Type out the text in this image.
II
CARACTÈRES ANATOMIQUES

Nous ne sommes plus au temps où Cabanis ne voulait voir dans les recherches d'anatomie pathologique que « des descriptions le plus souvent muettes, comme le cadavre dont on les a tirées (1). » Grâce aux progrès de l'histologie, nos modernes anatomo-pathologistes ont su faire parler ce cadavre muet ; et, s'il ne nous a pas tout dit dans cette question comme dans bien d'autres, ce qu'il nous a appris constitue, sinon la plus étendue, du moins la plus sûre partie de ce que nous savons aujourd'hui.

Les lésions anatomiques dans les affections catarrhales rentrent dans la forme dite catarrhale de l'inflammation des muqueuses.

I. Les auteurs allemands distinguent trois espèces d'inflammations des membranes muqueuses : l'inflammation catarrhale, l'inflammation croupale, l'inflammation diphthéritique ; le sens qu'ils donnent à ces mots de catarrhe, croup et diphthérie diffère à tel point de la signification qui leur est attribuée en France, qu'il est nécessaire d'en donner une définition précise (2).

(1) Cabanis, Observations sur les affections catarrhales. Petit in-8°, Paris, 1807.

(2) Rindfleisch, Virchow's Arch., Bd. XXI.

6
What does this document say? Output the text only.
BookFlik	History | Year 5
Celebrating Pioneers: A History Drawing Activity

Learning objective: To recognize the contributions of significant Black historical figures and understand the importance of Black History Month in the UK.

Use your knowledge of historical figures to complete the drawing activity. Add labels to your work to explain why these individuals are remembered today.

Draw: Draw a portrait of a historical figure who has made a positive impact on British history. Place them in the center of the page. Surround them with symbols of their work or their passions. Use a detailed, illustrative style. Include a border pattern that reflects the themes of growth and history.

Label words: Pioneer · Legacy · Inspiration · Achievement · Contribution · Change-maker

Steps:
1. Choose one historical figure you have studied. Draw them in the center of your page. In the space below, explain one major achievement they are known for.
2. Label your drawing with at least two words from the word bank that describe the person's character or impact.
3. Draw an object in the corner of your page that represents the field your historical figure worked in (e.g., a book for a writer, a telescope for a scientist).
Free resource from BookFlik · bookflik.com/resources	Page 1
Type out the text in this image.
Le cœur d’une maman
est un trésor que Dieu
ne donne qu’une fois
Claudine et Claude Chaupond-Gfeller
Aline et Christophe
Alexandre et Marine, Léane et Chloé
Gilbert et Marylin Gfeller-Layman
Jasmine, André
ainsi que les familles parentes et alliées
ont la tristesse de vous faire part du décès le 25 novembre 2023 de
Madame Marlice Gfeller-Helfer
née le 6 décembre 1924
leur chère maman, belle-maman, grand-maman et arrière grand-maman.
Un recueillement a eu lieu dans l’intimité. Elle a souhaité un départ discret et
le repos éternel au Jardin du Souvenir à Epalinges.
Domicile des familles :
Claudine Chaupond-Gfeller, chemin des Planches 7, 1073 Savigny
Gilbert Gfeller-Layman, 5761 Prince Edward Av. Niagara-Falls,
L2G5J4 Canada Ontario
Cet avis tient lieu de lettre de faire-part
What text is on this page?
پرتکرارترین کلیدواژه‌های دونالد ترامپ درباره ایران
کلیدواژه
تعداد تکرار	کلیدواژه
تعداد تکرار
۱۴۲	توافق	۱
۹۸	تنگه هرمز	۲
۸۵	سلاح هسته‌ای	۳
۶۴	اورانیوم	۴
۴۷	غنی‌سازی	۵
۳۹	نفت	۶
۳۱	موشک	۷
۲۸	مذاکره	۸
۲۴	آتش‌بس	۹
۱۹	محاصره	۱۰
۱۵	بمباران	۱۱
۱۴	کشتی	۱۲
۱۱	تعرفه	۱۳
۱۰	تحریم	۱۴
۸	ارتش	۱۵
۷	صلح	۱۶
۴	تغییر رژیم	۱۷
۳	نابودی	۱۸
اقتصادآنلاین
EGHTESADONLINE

▶ _To be done_
Copy out the lines starting at the one containing "What text is on this page?" and ending with the last line of the entries. Include nothing else.

▶ _Solution for this exercise_
What text is on this page?
پرتکرارترین کلیدواژه‌های دونالد ترامپ درباره ایران
کلیدواژه
تعداد تکرار	کلیدواژه
تعداد تکرار
۱۴۲	توافق	۱
۹۸	تنگه هرمز	۲
۸۵	سلاح هسته‌ای	۳
۶۴	اورانیوم	۴
۴۷	غنی‌سازی	۵
۳۹	نفت	۶
۳۱	موشک	۷
۲۸	مذاکره	۸
۲۴	آتش‌بس	۹
۱۹	محاصره	۱۰
۱۵	بمباران	۱۱
۱۴	کشتی	۱۲
۱۱	تعرفه	۱۳
۱۰	تحریم	۱۴
۸	ارتش	۱۵
۷	صلح	۱۶
۴	تغییر رژیم	۱۷
۳	نابودی	۱۸
اقتصادآنلاین
EGHTESADONLINE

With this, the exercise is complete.